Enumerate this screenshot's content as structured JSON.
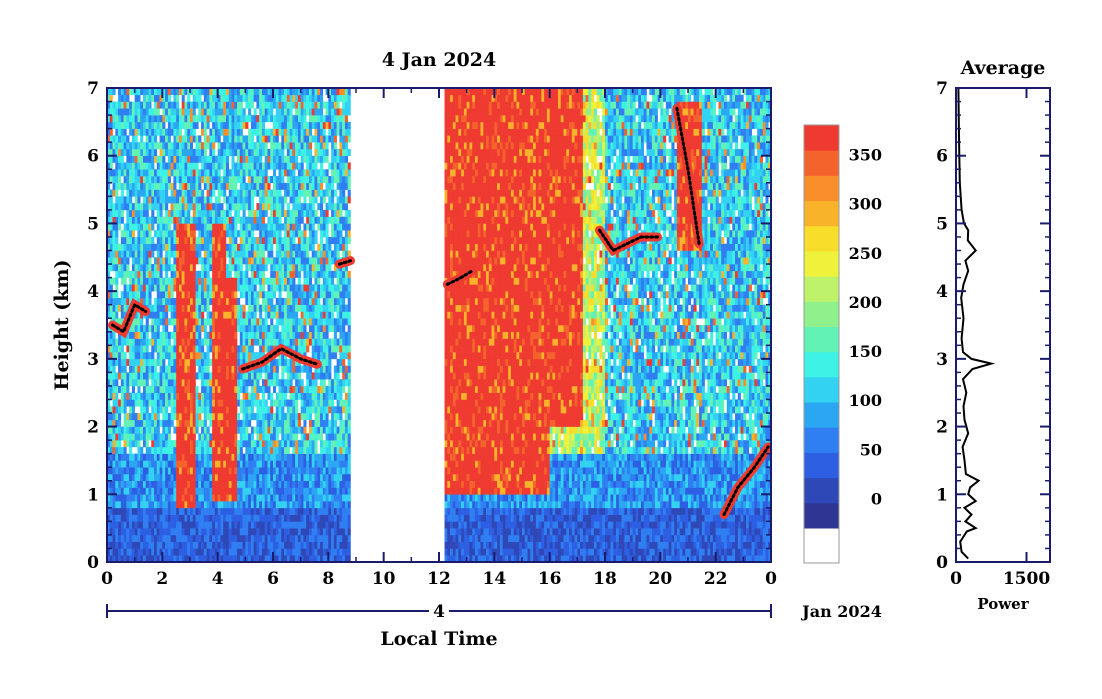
{
  "chart_data": [
    {
      "type": "heatmap",
      "title": "4 Jan 2024",
      "xlabel": "Local Time",
      "ylabel": "Height (km)",
      "x_ticks": [
        "0",
        "2",
        "4",
        "6",
        "8",
        "10",
        "12",
        "14",
        "16",
        "18",
        "20",
        "22",
        "0"
      ],
      "x_range": [
        0,
        24
      ],
      "y_ticks": [
        "0",
        "1",
        "2",
        "3",
        "4",
        "5",
        "6",
        "7"
      ],
      "y_range": [
        0,
        7
      ],
      "date_day_label": "4",
      "date_month_label": "Jan 2024",
      "data_gap_hours": [
        8.8,
        12.2
      ],
      "colorbar": {
        "ticks": [
          "0",
          "50",
          "100",
          "150",
          "200",
          "250",
          "300",
          "350"
        ],
        "range": [
          -30,
          380
        ],
        "no_data_color": "#ffffff",
        "colors": [
          "#2e3592",
          "#2f48b8",
          "#2d5fe3",
          "#2f7ef2",
          "#2aa6f2",
          "#33d2f2",
          "#3df2e5",
          "#63f2b6",
          "#90f08c",
          "#bff26b",
          "#eef23a",
          "#f8dd2a",
          "#f9b32a",
          "#f98e2b",
          "#f5632c",
          "#ee3a30"
        ]
      },
      "cloud_layers": [
        {
          "name": "layer-early-high",
          "points": [
            [
              0.2,
              3.5
            ],
            [
              0.6,
              3.4
            ],
            [
              1.0,
              3.8
            ],
            [
              1.4,
              3.7
            ]
          ]
        },
        {
          "name": "layer-morning",
          "points": [
            [
              4.9,
              2.85
            ],
            [
              5.6,
              2.95
            ],
            [
              6.3,
              3.15
            ],
            [
              7.0,
              3.0
            ],
            [
              7.6,
              2.92
            ]
          ]
        },
        {
          "name": "layer-0845",
          "points": [
            [
              8.4,
              4.4
            ],
            [
              8.8,
              4.45
            ]
          ]
        },
        {
          "name": "layer-noon",
          "points": [
            [
              12.3,
              4.1
            ],
            [
              12.8,
              4.2
            ],
            [
              13.2,
              4.3
            ]
          ]
        },
        {
          "name": "layer-evening",
          "points": [
            [
              17.8,
              4.9
            ],
            [
              18.3,
              4.6
            ],
            [
              18.8,
              4.7
            ],
            [
              19.3,
              4.8
            ],
            [
              19.9,
              4.8
            ]
          ]
        },
        {
          "name": "layer-falling",
          "points": [
            [
              20.6,
              6.7
            ],
            [
              21.0,
              5.8
            ],
            [
              21.4,
              4.7
            ]
          ]
        },
        {
          "name": "layer-rising",
          "points": [
            [
              22.3,
              0.7
            ],
            [
              22.8,
              1.1
            ],
            [
              23.4,
              1.4
            ],
            [
              23.9,
              1.7
            ]
          ]
        }
      ],
      "high_echo_bands": [
        {
          "t0": 2.5,
          "t1": 3.2,
          "h0": 0.8,
          "h1": 5.0
        },
        {
          "t0": 3.8,
          "t1": 4.3,
          "h0": 0.9,
          "h1": 5.0
        },
        {
          "t0": 4.35,
          "t1": 4.7,
          "h0": 0.9,
          "h1": 4.2
        },
        {
          "t0": 12.2,
          "t1": 16.0,
          "h0": 1.0,
          "h1": 7.0
        },
        {
          "t0": 16.0,
          "t1": 17.2,
          "h0": 2.0,
          "h1": 7.0
        },
        {
          "t0": 20.6,
          "t1": 21.5,
          "h0": 4.6,
          "h1": 6.8
        }
      ]
    },
    {
      "type": "line",
      "title": "Average",
      "xlabel": "Power",
      "ylabel": "",
      "x_ticks": [
        "0",
        "1500"
      ],
      "x_range": [
        0,
        2000
      ],
      "y_ticks": [
        "0",
        "1",
        "2",
        "3",
        "4",
        "5",
        "6",
        "7"
      ],
      "y_range": [
        0,
        7
      ],
      "series": [
        {
          "values": [
            [
              260,
              0.05
            ],
            [
              120,
              0.15
            ],
            [
              90,
              0.3
            ],
            [
              230,
              0.45
            ],
            [
              420,
              0.5
            ],
            [
              200,
              0.6
            ],
            [
              330,
              0.7
            ],
            [
              180,
              0.8
            ],
            [
              420,
              0.9
            ],
            [
              260,
              1.0
            ],
            [
              300,
              1.1
            ],
            [
              480,
              1.2
            ],
            [
              210,
              1.3
            ],
            [
              180,
              1.5
            ],
            [
              140,
              1.7
            ],
            [
              260,
              1.9
            ],
            [
              180,
              2.1
            ],
            [
              160,
              2.3
            ],
            [
              220,
              2.5
            ],
            [
              150,
              2.7
            ],
            [
              350,
              2.85
            ],
            [
              750,
              2.93
            ],
            [
              330,
              3.0
            ],
            [
              150,
              3.1
            ],
            [
              120,
              3.3
            ],
            [
              160,
              3.6
            ],
            [
              110,
              3.9
            ],
            [
              160,
              4.1
            ],
            [
              260,
              4.3
            ],
            [
              200,
              4.45
            ],
            [
              420,
              4.6
            ],
            [
              250,
              4.75
            ],
            [
              260,
              4.9
            ],
            [
              170,
              5.0
            ],
            [
              120,
              5.2
            ],
            [
              80,
              5.6
            ],
            [
              70,
              6.0
            ],
            [
              60,
              6.5
            ],
            [
              50,
              7.0
            ]
          ]
        }
      ]
    }
  ]
}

> **Exercise task**: Find the word "name" in the records and pull out each line that has it.

> **Answer to the problem**:
          "name": "layer-early-high",
          "name": "layer-morning",
          "name": "layer-0845",
          "name": "layer-noon",
          "name": "layer-evening",
          "name": "layer-falling",
          "name": "layer-rising",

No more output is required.